**GIVEN REQUEST**
Extract each line of the records below that contains the word "COMPOSITION".

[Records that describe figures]
━━━━

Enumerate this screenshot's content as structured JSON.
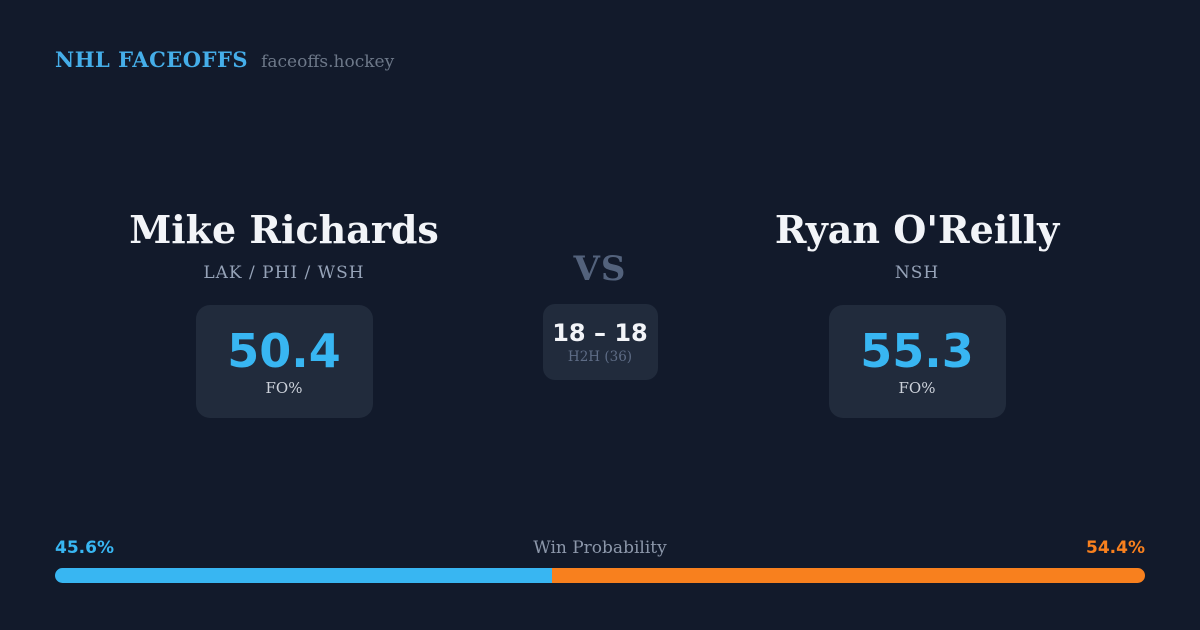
{
  "header": {
    "brand": "NHL FACEOFFS",
    "site": "faceoffs.hockey"
  },
  "players": {
    "left": {
      "name": "Mike Richards",
      "teams": "LAK / PHI / WSH",
      "fo_pct": "50.4",
      "stat_label": "FO%"
    },
    "right": {
      "name": "Ryan O'Reilly",
      "teams": "NSH",
      "fo_pct": "55.3",
      "stat_label": "FO%"
    }
  },
  "matchup": {
    "vs_label": "VS",
    "h2h_score": "18 – 18",
    "h2h_games_label": "H2H (36)"
  },
  "win_probability": {
    "title": "Win Probability",
    "left_label": "45.6%",
    "right_label": "54.4%",
    "left_value": 45.6,
    "right_value": 54.4
  },
  "colors": {
    "background": "#121a2b",
    "card": "#212b3c",
    "accent_blue": "#38b6f2",
    "brand_blue": "#45aee9",
    "accent_orange": "#f8801e",
    "name_white": "#f2f4f8"
  },
  "chart_data": {
    "type": "bar",
    "title": "Win Probability",
    "categories": [
      "Mike Richards",
      "Ryan O'Reilly"
    ],
    "values": [
      45.6,
      54.4
    ],
    "unit": "%",
    "bar_colors": [
      "#38b6f2",
      "#f8801e"
    ],
    "legend_position": "none",
    "related_stats": {
      "faceoff_pct": [
        50.4,
        55.3
      ],
      "head_to_head": {
        "left_wins": 18,
        "right_wins": 18,
        "total_faceoffs": 36
      }
    }
  }
}
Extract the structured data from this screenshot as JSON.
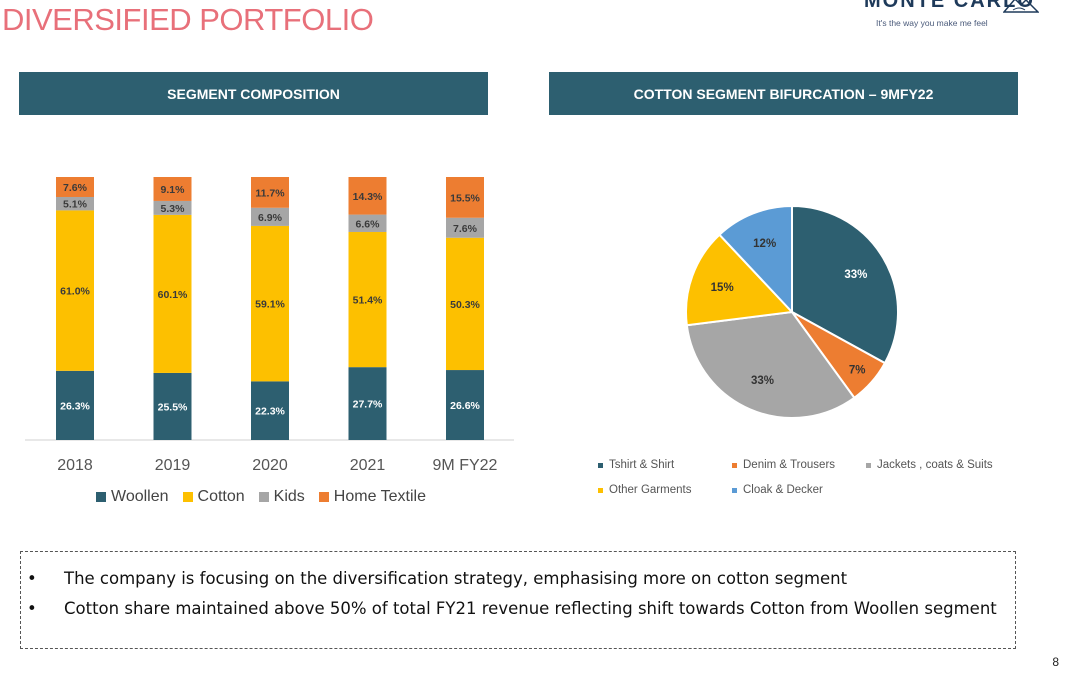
{
  "page": {
    "title": "DIVERSIFIED PORTFOLIO",
    "brand_name": "MONTE CARLO",
    "brand_tagline": "It's the way you make me feel",
    "page_number": "8"
  },
  "left_panel": {
    "header": "SEGMENT COMPOSITION"
  },
  "right_panel": {
    "header": "COTTON SEGMENT BIFURCATION – 9MFY22"
  },
  "colors": {
    "woollen": "#2d5f70",
    "cotton": "#fdc000",
    "kids": "#a6a6a6",
    "home_textile": "#ed7d31",
    "tshirt": "#2d5f70",
    "denim": "#ed7d31",
    "jackets": "#a6a6a6",
    "other": "#fdc000",
    "cloak": "#5b9bd5",
    "header_bg": "#2d5f70",
    "title": "#e8707a"
  },
  "chart_data": [
    {
      "type": "bar",
      "stacked": true,
      "title": "SEGMENT COMPOSITION",
      "categories": [
        "2018",
        "2019",
        "2020",
        "2021",
        "9M FY22"
      ],
      "series": [
        {
          "name": "Woollen",
          "values": [
            26.3,
            25.5,
            22.3,
            27.7,
            26.6
          ],
          "labels": [
            "26.3%",
            "25.5%",
            "22.3%",
            "27.7%",
            "26.6%"
          ]
        },
        {
          "name": "Cotton",
          "values": [
            61.0,
            60.1,
            59.1,
            51.4,
            50.3
          ],
          "labels": [
            "61.0%",
            "60.1%",
            "59.1%",
            "51.4%",
            "50.3%"
          ]
        },
        {
          "name": "Kids",
          "values": [
            5.1,
            5.3,
            6.9,
            6.6,
            7.6
          ],
          "labels": [
            "5.1%",
            "5.3%",
            "6.9%",
            "6.6%",
            "7.6%"
          ]
        },
        {
          "name": "Home Textile",
          "values": [
            7.6,
            9.1,
            11.7,
            14.3,
            15.5
          ],
          "labels": [
            "7.6%",
            "9.1%",
            "11.7%",
            "14.3%",
            "15.5%"
          ]
        }
      ],
      "ylim": [
        0,
        100
      ],
      "legend": "bottom"
    },
    {
      "type": "pie",
      "title": "COTTON SEGMENT BIFURCATION – 9MFY22",
      "slices": [
        {
          "name": "Tshirt & Shirt",
          "value": 33,
          "label": "33%"
        },
        {
          "name": "Denim & Trousers",
          "value": 7,
          "label": "7%"
        },
        {
          "name": "Jackets , coats & Suits",
          "value": 33,
          "label": "33%"
        },
        {
          "name": "Other Garments",
          "value": 15,
          "label": "15%"
        },
        {
          "name": "Cloak & Decker",
          "value": 12,
          "label": "12%"
        }
      ],
      "legend": "bottom"
    }
  ],
  "notes": [
    "The company is focusing on the diversification strategy, emphasising more on cotton segment",
    "Cotton share maintained above 50% of total FY21 revenue reflecting shift towards Cotton from Woollen segment"
  ]
}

━━━━

**RESPONSE BELOW**
    "header": "SEGMENT COMPOSITION"
      "title": "SEGMENT COMPOSITION",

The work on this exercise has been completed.